The exercise: Answer with one number only: the number of lines that include the word "expense".

Material:
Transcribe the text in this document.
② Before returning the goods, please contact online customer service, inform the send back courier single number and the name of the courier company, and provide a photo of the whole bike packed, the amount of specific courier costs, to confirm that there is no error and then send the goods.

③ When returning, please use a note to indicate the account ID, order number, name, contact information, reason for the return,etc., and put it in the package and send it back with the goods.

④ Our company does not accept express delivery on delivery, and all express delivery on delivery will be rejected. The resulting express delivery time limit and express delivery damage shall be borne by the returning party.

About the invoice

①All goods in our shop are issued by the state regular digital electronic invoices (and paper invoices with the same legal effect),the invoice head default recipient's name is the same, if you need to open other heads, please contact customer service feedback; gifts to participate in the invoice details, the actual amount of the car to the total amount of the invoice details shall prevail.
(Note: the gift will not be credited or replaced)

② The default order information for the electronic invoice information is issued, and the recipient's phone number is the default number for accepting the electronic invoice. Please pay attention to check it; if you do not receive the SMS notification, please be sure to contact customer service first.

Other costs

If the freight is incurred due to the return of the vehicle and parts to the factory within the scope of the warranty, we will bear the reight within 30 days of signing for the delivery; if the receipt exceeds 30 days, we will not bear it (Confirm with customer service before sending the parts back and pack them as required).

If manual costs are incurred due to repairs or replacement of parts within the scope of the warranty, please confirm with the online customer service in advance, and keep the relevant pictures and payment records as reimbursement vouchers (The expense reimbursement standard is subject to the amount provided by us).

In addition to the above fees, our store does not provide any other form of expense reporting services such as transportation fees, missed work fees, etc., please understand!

The reply: 2